Return every entry exactly.

+++++

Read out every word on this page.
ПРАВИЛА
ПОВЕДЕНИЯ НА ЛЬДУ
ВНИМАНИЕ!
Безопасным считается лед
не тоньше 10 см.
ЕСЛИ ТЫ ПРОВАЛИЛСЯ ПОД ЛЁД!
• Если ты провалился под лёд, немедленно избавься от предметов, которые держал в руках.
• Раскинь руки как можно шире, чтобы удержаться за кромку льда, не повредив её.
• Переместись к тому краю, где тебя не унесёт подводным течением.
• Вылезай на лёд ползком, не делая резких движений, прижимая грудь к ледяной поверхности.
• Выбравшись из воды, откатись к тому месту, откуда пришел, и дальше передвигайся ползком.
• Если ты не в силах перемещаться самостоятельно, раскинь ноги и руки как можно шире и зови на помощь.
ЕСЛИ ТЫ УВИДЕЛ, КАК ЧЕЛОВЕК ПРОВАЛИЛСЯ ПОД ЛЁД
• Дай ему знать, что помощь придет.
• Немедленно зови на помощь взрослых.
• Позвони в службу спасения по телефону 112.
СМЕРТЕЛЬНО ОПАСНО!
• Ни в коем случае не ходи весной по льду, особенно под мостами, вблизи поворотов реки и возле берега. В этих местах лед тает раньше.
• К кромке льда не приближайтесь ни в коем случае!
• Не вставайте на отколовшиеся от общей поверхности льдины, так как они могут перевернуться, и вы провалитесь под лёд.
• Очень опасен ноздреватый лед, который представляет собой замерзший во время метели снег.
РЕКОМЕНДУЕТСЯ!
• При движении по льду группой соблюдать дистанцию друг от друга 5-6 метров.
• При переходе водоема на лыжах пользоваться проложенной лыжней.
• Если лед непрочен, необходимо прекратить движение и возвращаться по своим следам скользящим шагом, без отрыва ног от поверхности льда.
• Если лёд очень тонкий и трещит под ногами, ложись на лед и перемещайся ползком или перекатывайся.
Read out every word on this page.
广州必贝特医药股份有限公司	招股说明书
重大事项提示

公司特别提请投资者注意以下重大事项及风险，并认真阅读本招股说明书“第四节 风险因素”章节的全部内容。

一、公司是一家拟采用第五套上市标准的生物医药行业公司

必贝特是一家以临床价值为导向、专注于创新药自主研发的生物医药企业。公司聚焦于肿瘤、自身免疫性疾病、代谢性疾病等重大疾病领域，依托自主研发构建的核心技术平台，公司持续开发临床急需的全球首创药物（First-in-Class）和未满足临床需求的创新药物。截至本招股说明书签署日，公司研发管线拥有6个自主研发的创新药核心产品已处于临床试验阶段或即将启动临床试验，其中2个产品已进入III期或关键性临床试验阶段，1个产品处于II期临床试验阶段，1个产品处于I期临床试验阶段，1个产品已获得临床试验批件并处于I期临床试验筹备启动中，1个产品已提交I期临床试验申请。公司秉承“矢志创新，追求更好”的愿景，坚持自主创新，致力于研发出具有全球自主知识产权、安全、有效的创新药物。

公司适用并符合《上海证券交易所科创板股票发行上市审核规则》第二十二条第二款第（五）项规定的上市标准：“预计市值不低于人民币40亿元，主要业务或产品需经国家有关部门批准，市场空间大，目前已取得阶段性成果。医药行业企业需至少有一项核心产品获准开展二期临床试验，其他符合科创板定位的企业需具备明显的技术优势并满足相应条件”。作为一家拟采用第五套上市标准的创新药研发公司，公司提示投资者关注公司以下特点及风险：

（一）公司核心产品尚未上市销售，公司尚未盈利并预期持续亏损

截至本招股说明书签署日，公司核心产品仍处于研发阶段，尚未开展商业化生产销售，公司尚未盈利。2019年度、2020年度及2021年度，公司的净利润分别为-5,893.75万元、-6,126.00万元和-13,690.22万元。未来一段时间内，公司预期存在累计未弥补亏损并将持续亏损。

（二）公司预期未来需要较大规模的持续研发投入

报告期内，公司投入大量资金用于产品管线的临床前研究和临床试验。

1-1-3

+++++

■ Response to this task
Read out every word on this page.
ПРАВИЛА
ПОВЕДЕНИЯ НА ЛЬДУ
ВНИМАНИЕ!
Безопасным считается лед
не тоньше 10 см.
ЕСЛИ ТЫ ПРОВАЛИЛСЯ ПОД ЛЁД!
• Если ты провалился под лёд, немедленно избавься от предметов, которые держал в руках.
• Раскинь руки как можно шире, чтобы удержаться за кромку льда, не повредив её.
• Переместись к тому краю, где тебя не унесёт подводным течением.
• Вылезай на лёд ползком, не делая резких движений, прижимая грудь к ледяной поверхности.
• Выбравшись из воды, откатись к тому месту, откуда пришел, и дальше передвигайся ползком.
• Если ты не в силах перемещаться самостоятельно, раскинь ноги и руки как можно шире и зови на помощь.
ЕСЛИ ТЫ УВИДЕЛ, КАК ЧЕЛОВЕК ПРОВАЛИЛСЯ ПОД ЛЁД
• Дай ему знать, что помощь придет.
• Немедленно зови на помощь взрослых.
• Позвони в службу спасения по телефону 112.
СМЕРТЕЛЬНО ОПАСНО!
• Ни в коем случае не ходи весной по льду, особенно под мостами, вблизи поворотов реки и возле берега. В этих местах лед тает раньше.
• К кромке льда не приближайтесь ни в коем случае!
• Не вставайте на отколовшиеся от общей поверхности льдины, так как они могут перевернуться, и вы провалитесь под лёд.
• Очень опасен ноздреватый лед, который представляет собой замерзший во время метели снег.
РЕКОМЕНДУЕТСЯ!
• При движении по льду группой соблюдать дистанцию друг от друга 5-6 метров.
• При переходе водоема на лыжах пользоваться проложенной лыжней.
• Если лед непрочен, необходимо прекратить движение и возвращаться по своим следам скользящим шагом, без отрыва ног от поверхности льда.
• Если лёд очень тонкий и трещит под ногами, ложись на лед и перемещайся ползком или перекатывайся.
Read out every word on this page.
广州必贝特医药股份有限公司	招股说明书
重大事项提示

公司特别提请投资者注意以下重大事项及风险，并认真阅读本招股说明书“第四节 风险因素”章节的全部内容。

一、公司是一家拟采用第五套上市标准的生物医药行业公司

必贝特是一家以临床价值为导向、专注于创新药自主研发的生物医药企业。公司聚焦于肿瘤、自身免疫性疾病、代谢性疾病等重大疾病领域，依托自主研发构建的核心技术平台，公司持续开发临床急需的全球首创药物（First-in-Class）和未满足临床需求的创新药物。截至本招股说明书签署日，公司研发管线拥有6个自主研发的创新药核心产品已处于临床试验阶段或即将启动临床试验，其中2个产品已进入III期或关键性临床试验阶段，1个产品处于II期临床试验阶段，1个产品处于I期临床试验阶段，1个产品已获得临床试验批件并处于I期临床试验筹备启动中，1个产品已提交I期临床试验申请。公司秉承“矢志创新，追求更好”的愿景，坚持自主创新，致力于研发出具有全球自主知识产权、安全、有效的创新药物。

公司适用并符合《上海证券交易所科创板股票发行上市审核规则》第二十二条第二款第（五）项规定的上市标准：“预计市值不低于人民币40亿元，主要业务或产品需经国家有关部门批准，市场空间大，目前已取得阶段性成果。医药行业企业需至少有一项核心产品获准开展二期临床试验，其他符合科创板定位的企业需具备明显的技术优势并满足相应条件”。作为一家拟采用第五套上市标准的创新药研发公司，公司提示投资者关注公司以下特点及风险：

（一）公司核心产品尚未上市销售，公司尚未盈利并预期持续亏损

截至本招股说明书签署日，公司核心产品仍处于研发阶段，尚未开展商业化生产销售，公司尚未盈利。2019年度、2020年度及2021年度，公司的净利润分别为-5,893.75万元、-6,126.00万元和-13,690.22万元。未来一段时间内，公司预期存在累计未弥补亏损并将持续亏损。

（二）公司预期未来需要较大规模的持续研发投入

报告期内，公司投入大量资金用于产品管线的临床前研究和临床试验。

1-1-3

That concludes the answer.